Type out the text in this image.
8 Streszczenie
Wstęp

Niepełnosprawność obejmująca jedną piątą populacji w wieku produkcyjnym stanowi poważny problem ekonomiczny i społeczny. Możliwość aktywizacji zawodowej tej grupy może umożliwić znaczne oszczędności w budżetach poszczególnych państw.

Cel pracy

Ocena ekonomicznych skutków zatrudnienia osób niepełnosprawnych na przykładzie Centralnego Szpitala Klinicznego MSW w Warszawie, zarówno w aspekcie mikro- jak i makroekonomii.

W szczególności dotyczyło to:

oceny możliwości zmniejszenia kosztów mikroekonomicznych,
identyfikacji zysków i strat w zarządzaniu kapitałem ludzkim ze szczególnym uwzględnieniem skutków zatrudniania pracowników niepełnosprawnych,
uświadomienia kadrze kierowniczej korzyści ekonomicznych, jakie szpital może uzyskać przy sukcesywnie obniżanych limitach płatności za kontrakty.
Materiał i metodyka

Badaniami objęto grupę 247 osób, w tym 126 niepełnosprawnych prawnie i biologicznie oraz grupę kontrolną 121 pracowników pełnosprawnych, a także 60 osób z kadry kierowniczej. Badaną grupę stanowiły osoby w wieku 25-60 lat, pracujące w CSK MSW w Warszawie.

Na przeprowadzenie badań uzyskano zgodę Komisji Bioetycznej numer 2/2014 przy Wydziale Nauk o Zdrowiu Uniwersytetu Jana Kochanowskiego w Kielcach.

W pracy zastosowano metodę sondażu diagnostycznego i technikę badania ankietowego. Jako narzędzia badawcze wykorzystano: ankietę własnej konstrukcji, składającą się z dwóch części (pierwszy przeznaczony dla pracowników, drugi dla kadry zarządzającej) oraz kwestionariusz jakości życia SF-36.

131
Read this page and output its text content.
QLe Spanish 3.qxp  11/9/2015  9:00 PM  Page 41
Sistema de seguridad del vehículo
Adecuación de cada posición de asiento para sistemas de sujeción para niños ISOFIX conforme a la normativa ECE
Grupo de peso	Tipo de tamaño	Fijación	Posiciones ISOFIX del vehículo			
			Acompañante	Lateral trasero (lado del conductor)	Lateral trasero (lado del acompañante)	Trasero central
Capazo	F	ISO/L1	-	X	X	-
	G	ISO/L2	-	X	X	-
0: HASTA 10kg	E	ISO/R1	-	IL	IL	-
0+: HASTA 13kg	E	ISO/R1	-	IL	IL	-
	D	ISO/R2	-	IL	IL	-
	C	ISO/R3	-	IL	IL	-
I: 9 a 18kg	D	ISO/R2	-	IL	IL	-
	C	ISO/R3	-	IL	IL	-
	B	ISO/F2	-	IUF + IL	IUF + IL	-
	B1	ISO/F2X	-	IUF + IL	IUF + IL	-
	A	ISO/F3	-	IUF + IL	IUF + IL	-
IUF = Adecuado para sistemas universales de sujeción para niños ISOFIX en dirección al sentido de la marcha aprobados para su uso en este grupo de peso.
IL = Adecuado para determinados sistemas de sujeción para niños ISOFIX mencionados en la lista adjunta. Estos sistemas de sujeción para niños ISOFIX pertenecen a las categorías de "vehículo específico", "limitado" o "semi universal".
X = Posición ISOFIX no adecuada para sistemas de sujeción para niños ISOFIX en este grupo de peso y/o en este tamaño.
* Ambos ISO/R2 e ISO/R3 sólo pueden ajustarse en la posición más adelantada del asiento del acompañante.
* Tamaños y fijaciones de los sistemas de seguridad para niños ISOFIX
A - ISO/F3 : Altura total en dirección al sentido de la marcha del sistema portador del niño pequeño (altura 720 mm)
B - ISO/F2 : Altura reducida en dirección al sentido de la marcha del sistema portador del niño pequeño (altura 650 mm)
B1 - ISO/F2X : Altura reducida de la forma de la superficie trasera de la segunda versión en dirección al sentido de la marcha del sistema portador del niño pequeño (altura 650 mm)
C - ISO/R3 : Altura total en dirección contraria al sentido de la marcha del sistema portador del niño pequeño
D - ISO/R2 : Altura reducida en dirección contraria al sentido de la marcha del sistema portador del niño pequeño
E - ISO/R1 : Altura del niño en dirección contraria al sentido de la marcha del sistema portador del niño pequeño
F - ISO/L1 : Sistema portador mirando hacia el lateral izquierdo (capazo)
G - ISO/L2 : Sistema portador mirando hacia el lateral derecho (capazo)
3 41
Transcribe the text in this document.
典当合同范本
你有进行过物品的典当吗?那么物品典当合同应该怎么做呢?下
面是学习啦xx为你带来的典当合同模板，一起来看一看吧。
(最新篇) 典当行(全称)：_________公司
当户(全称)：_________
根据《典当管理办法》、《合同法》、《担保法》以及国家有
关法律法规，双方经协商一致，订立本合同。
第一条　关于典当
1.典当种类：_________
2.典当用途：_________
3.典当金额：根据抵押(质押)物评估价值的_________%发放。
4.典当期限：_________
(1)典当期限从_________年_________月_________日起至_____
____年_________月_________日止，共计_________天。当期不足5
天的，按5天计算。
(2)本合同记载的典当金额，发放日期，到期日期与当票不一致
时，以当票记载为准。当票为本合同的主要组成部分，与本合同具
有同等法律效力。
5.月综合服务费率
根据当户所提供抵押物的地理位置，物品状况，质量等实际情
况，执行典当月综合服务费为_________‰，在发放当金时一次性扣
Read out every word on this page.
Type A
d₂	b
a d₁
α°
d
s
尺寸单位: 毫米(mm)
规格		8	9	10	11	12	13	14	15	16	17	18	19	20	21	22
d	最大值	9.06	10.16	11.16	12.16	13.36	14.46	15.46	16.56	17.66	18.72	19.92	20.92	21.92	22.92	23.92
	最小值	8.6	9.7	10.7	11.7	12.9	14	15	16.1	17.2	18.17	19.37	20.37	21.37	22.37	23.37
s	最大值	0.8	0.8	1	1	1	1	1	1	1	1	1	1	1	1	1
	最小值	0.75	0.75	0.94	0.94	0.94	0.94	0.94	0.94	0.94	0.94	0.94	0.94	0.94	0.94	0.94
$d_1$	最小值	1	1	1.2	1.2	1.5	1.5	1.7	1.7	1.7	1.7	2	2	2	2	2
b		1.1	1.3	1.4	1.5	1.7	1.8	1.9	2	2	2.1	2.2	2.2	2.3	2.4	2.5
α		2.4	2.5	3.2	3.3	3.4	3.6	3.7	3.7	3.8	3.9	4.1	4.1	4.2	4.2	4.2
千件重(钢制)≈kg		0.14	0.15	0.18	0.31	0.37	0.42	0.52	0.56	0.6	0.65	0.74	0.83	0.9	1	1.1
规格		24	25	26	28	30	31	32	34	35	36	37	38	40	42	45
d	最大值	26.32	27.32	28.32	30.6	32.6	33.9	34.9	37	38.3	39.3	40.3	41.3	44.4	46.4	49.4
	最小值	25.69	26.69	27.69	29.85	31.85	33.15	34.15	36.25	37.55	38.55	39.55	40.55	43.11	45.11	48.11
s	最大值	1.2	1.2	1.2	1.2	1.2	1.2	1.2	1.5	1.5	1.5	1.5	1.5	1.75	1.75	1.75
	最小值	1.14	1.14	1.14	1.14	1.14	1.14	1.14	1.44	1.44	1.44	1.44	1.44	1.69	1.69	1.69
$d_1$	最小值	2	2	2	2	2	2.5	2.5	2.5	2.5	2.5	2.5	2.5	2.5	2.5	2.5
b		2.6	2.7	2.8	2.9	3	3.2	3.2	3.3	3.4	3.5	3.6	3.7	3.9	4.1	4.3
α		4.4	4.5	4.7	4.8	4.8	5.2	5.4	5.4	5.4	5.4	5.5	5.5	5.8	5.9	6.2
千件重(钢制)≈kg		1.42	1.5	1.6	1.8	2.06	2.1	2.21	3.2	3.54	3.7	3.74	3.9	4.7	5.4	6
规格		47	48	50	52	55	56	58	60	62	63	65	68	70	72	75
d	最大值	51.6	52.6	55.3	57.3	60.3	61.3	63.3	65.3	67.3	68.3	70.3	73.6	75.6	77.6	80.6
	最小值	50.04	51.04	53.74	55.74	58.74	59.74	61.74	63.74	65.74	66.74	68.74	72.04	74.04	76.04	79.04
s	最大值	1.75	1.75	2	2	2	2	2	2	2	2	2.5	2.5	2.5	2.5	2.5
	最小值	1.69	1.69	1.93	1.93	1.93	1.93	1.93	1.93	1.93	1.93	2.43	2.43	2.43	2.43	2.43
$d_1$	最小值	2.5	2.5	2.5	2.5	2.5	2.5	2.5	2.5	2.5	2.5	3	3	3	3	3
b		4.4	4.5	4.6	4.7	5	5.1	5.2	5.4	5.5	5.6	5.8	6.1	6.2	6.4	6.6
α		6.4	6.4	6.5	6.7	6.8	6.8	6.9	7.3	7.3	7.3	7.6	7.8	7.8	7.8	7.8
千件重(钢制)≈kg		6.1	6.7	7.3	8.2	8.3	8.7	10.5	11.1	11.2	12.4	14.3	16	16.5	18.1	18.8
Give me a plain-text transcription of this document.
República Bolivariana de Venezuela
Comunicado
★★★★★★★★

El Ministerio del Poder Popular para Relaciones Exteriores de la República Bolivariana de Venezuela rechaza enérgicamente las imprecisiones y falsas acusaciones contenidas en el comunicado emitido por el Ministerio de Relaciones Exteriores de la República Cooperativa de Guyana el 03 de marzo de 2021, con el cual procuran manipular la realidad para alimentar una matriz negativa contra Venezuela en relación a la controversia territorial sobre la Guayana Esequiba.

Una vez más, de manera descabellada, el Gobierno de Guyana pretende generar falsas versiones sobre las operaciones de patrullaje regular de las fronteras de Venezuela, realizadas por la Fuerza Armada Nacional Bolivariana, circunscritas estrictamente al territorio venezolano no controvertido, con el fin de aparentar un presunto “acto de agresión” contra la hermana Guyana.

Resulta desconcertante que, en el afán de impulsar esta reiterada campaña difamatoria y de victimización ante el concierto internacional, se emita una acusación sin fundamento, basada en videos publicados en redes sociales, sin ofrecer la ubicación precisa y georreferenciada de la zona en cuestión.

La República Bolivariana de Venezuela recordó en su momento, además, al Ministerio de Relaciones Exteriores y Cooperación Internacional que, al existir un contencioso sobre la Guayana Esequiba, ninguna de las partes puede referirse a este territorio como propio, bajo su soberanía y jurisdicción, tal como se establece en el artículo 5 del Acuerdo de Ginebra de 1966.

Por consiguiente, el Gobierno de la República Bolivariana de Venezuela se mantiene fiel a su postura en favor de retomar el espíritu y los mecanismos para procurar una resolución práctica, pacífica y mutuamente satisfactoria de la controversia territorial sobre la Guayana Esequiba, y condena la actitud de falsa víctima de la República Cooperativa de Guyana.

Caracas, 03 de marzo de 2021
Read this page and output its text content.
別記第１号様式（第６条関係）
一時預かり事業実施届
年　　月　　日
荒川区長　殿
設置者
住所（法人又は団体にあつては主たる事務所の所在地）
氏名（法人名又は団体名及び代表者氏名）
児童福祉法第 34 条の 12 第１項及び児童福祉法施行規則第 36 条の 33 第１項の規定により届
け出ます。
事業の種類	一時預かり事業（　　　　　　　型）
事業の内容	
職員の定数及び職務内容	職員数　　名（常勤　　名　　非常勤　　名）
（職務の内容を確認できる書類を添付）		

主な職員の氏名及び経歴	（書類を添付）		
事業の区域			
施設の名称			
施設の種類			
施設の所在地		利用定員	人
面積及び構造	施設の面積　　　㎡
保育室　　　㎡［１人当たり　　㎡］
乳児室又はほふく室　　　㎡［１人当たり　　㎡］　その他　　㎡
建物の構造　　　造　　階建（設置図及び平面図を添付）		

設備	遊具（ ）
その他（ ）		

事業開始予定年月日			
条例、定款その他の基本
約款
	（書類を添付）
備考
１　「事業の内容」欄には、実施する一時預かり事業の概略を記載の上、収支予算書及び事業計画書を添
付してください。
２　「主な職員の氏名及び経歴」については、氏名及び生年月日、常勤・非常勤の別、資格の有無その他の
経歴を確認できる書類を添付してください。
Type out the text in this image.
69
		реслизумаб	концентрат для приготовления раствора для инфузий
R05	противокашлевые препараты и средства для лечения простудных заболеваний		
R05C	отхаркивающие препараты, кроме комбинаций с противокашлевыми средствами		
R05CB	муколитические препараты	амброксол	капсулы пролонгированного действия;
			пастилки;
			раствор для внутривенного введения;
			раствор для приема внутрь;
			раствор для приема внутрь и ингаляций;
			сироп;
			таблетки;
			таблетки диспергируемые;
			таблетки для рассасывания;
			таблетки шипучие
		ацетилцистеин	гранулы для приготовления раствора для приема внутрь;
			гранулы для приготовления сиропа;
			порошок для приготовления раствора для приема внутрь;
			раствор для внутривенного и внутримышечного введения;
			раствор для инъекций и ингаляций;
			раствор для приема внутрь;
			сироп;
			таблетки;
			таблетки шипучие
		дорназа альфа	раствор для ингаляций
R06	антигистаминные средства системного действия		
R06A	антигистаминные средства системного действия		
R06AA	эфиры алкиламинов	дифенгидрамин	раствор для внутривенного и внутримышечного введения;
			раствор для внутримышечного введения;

══════════════════════════════

• _DO THIS_: Filter for "主な職員の氏名及び経歴". Return all lines that hold it.

• _COMPLETE ANSWER_:
主な職員の氏名及び経歴	（書類を添付）		
２　「主な職員の氏名及び経歴」については、氏名及び生年月日、常勤・非常勤の別、資格の有無その他の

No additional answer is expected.